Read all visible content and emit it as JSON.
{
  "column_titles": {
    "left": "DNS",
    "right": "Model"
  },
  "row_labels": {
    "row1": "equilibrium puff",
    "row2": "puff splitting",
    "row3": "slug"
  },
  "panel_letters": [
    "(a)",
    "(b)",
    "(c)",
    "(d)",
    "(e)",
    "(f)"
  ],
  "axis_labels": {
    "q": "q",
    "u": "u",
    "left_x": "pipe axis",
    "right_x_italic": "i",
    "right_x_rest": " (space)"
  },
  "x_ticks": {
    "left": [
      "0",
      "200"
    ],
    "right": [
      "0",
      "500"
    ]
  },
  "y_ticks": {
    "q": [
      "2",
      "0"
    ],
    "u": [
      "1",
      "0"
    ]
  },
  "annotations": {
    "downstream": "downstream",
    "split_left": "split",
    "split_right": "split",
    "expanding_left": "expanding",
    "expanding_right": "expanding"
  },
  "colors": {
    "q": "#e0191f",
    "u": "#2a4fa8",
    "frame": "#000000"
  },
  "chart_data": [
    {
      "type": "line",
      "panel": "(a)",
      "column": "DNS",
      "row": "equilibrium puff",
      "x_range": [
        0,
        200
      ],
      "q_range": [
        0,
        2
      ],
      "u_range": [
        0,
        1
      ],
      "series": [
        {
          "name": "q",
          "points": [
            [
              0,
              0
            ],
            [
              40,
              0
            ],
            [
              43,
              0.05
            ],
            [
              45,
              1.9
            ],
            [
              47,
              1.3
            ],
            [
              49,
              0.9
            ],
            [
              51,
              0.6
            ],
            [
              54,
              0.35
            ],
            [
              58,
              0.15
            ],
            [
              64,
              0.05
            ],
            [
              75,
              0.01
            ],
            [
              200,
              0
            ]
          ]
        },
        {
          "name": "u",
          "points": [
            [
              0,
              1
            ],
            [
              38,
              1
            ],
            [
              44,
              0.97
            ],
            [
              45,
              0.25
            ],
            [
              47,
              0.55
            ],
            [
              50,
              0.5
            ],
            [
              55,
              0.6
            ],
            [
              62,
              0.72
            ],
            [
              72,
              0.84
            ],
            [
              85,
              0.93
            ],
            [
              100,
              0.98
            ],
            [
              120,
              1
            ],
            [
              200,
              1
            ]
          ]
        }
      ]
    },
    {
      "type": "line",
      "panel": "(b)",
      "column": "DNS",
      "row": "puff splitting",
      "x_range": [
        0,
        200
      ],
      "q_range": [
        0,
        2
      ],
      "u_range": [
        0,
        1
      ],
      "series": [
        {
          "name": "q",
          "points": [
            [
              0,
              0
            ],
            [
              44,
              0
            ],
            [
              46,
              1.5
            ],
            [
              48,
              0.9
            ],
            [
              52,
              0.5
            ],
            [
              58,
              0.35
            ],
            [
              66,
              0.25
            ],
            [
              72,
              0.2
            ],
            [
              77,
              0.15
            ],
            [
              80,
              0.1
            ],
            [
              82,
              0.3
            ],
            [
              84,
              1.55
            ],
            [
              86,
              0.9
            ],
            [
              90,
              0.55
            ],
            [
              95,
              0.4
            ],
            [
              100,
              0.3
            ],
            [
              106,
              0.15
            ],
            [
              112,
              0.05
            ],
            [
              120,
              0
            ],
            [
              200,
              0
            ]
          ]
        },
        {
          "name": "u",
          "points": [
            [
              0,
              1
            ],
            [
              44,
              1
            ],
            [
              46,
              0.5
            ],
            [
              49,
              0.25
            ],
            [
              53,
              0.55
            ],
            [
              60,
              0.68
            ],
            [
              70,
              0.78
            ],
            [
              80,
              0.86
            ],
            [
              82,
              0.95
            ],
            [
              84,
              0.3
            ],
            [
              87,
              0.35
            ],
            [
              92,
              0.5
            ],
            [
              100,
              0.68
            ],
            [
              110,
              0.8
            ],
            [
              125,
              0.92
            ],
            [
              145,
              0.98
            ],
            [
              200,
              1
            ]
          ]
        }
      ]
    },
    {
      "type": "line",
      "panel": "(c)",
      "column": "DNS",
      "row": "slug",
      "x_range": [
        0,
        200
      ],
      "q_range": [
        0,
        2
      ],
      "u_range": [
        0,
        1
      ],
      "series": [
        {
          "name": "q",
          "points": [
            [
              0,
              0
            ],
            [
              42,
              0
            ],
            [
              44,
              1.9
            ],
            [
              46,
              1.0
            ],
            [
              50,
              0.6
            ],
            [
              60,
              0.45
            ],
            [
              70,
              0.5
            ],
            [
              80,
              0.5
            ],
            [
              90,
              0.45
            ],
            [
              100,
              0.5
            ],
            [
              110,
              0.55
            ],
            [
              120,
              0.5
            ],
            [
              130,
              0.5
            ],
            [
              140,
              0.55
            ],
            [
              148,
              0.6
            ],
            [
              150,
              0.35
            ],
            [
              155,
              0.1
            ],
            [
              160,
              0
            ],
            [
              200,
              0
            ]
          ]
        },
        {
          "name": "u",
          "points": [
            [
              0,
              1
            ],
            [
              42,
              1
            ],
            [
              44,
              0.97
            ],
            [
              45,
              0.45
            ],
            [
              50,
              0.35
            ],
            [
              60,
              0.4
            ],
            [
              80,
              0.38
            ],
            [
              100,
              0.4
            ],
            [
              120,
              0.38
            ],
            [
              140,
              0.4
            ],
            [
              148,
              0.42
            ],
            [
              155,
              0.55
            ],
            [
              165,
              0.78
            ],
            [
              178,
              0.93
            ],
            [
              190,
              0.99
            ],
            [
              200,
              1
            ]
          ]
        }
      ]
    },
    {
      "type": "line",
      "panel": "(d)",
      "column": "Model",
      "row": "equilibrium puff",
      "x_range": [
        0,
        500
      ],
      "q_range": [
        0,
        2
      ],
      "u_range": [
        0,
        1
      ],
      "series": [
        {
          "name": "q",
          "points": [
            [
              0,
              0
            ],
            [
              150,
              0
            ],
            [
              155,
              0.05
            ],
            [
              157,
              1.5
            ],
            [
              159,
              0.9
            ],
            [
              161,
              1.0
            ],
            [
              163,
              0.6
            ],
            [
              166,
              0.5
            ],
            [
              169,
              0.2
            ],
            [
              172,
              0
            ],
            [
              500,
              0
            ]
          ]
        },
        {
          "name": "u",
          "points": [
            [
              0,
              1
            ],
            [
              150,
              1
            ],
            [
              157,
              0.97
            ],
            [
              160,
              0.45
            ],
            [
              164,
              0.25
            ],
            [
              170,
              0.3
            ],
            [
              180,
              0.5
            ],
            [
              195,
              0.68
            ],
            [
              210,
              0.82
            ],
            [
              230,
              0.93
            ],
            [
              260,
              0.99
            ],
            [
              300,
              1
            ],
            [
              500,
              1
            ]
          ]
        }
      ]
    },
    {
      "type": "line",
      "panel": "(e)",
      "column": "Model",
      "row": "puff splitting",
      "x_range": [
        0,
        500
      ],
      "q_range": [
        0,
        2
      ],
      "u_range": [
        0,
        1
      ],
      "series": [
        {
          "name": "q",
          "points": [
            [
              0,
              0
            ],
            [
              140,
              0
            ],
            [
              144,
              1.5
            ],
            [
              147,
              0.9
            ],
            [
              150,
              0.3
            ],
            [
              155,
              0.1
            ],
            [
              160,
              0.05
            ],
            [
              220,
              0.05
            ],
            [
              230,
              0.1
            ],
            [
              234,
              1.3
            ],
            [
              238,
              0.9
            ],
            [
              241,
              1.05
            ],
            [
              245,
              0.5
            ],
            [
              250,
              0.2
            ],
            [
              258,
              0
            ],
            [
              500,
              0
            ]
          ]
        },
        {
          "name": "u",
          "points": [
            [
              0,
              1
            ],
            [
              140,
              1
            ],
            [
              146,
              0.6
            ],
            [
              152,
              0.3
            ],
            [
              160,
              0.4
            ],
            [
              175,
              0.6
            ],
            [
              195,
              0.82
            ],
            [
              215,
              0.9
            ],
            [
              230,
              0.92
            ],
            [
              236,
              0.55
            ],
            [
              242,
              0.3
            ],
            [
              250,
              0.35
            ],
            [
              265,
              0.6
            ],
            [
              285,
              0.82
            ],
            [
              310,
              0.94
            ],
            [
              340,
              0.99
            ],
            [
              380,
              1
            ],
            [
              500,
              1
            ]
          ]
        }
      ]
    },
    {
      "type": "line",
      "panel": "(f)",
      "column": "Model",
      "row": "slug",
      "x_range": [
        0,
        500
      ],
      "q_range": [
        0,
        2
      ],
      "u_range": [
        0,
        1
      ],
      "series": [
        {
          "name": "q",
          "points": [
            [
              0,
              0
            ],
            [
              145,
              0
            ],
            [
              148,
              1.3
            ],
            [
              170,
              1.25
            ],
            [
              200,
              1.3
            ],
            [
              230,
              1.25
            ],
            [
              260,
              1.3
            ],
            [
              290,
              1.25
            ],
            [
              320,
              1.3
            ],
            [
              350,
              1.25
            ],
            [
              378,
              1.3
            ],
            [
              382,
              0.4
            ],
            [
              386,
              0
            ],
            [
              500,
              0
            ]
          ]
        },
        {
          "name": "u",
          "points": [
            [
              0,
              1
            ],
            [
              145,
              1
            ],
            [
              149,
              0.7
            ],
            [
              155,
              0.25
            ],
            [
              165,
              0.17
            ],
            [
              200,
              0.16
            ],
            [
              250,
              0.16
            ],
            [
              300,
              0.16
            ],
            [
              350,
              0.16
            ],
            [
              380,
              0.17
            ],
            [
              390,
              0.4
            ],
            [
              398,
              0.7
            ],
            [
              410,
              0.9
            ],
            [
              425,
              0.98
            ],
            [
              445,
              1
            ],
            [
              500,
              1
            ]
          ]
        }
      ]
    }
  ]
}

==*==

* **GIVEN EXERCISE**
Copy each line that holds the word "expanding".

* **EXERCISE SOLUTION**
    "expanding_left": "expanding",
    "expanding_right": "expanding"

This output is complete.